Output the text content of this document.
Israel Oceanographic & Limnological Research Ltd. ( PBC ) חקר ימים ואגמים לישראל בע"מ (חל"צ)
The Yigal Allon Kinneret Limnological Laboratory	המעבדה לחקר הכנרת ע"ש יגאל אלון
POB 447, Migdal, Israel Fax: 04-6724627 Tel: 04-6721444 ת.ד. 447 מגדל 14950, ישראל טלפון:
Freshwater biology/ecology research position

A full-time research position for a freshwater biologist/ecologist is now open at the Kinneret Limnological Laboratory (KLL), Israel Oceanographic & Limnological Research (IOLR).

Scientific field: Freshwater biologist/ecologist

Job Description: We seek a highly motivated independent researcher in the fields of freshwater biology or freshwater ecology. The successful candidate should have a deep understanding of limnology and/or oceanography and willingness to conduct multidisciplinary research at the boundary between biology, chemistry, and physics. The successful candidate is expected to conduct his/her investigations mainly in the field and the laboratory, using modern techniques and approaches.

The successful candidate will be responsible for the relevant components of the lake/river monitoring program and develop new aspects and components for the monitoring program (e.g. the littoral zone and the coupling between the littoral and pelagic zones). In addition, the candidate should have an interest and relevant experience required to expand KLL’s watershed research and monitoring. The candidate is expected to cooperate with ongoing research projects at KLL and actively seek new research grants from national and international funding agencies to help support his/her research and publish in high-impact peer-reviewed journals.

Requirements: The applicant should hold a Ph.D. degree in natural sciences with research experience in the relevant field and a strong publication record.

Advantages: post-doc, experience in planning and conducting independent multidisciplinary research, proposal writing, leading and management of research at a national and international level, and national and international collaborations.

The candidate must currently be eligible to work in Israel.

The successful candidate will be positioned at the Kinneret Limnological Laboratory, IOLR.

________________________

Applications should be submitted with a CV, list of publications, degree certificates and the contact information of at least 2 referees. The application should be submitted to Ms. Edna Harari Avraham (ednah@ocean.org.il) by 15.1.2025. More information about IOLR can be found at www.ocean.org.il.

---------------

#### Stated goal:
Copy out every line of the material above that mentions the word "ecologist".

#### Exercise answer:
A full-time research position for a freshwater biologist/ecologist is now open at the Kinneret Limnological Laboratory (KLL), Israel Oceanographic & Limnological Research (IOLR).
Scientific field: Freshwater biologist/ecologist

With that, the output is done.